• [Set exercise] Reproduce all of the data word for word.

• [Data section]
::::::

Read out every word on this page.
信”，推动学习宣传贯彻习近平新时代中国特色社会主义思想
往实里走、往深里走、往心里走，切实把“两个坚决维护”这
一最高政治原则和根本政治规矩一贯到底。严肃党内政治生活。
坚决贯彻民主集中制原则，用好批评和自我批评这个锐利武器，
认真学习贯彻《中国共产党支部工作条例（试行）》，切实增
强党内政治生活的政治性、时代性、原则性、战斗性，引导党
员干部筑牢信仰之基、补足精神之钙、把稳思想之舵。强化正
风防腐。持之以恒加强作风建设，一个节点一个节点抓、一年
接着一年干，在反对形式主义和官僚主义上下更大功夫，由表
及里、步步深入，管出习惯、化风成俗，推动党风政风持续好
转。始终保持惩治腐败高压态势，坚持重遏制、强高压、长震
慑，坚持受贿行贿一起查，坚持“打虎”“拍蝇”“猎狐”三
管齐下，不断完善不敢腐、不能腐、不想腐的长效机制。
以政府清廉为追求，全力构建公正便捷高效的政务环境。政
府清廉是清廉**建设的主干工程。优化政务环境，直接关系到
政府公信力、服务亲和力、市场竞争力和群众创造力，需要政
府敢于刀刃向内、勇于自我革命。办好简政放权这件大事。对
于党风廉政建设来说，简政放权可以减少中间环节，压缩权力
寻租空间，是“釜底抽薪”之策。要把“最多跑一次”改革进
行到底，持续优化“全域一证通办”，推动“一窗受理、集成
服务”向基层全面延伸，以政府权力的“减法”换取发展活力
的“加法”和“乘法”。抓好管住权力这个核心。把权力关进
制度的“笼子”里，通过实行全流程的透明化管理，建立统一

::::::

• [The output]
Read out every word on this page.
信”，推动学习宣传贯彻习近平新时代中国特色社会主义思想
往实里走、往深里走、往心里走，切实把“两个坚决维护”这
一最高政治原则和根本政治规矩一贯到底。严肃党内政治生活。
坚决贯彻民主集中制原则，用好批评和自我批评这个锐利武器，
认真学习贯彻《中国共产党支部工作条例（试行）》，切实增
强党内政治生活的政治性、时代性、原则性、战斗性，引导党
员干部筑牢信仰之基、补足精神之钙、把稳思想之舵。强化正
风防腐。持之以恒加强作风建设，一个节点一个节点抓、一年
接着一年干，在反对形式主义和官僚主义上下更大功夫，由表
及里、步步深入，管出习惯、化风成俗，推动党风政风持续好
转。始终保持惩治腐败高压态势，坚持重遏制、强高压、长震
慑，坚持受贿行贿一起查，坚持“打虎”“拍蝇”“猎狐”三
管齐下，不断完善不敢腐、不能腐、不想腐的长效机制。
以政府清廉为追求，全力构建公正便捷高效的政务环境。政
府清廉是清廉**建设的主干工程。优化政务环境，直接关系到
政府公信力、服务亲和力、市场竞争力和群众创造力，需要政
府敢于刀刃向内、勇于自我革命。办好简政放权这件大事。对
于党风廉政建设来说，简政放权可以减少中间环节，压缩权力
寻租空间，是“釜底抽薪”之策。要把“最多跑一次”改革进
行到底，持续优化“全域一证通办”，推动“一窗受理、集成
服务”向基层全面延伸，以政府权力的“减法”换取发展活力
的“加法”和“乘法”。抓好管住权力这个核心。把权力关进
制度的“笼子”里，通过实行全流程的透明化管理，建立统一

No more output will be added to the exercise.